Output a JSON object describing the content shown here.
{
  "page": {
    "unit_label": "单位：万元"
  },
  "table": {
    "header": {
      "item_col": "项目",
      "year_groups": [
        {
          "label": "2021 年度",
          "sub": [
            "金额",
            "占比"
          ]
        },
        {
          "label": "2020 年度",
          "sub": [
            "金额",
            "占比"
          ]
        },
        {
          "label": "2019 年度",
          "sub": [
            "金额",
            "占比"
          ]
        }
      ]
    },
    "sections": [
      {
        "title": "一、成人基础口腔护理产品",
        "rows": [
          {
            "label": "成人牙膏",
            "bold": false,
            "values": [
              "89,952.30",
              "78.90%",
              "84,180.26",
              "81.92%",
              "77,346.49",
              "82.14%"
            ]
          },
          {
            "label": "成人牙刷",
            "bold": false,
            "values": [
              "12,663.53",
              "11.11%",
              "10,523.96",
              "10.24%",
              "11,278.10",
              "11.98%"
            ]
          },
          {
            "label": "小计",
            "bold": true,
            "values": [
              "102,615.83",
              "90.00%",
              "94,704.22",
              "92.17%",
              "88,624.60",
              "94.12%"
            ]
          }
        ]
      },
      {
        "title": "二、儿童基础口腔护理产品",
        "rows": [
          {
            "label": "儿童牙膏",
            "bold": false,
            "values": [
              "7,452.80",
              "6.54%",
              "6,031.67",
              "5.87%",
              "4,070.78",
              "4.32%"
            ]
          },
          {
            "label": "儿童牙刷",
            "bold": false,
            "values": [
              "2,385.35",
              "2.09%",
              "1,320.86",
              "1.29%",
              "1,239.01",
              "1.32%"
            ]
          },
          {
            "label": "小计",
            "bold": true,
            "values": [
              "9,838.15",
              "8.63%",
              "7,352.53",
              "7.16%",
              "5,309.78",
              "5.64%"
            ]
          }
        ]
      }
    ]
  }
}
--
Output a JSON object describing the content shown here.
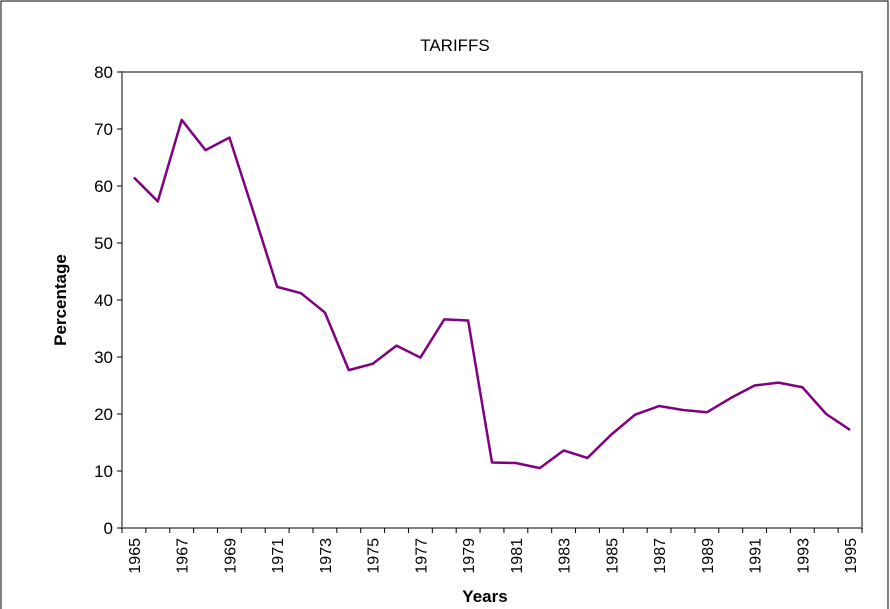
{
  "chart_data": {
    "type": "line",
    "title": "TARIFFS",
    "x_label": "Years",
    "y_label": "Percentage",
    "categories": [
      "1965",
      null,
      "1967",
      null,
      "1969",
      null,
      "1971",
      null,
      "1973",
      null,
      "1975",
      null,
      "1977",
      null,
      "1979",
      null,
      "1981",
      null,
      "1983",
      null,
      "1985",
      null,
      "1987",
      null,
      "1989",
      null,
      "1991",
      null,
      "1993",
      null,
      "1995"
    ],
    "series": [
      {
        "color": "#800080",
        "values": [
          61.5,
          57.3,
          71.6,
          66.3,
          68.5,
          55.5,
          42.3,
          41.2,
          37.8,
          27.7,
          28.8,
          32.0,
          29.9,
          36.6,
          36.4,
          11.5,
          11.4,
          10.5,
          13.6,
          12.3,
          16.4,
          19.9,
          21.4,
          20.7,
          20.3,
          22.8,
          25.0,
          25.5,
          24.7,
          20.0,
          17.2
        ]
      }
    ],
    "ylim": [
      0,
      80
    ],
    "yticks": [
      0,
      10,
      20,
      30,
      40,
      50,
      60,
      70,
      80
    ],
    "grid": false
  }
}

What needs to be done: Examine the records and pull out every line where the string "title" occurs.

Answer to the problem:
        "title": "一、成人基础口腔护理产品",
        "title": "二、儿童基础口腔护理产品",
    "title": "TARIFFS",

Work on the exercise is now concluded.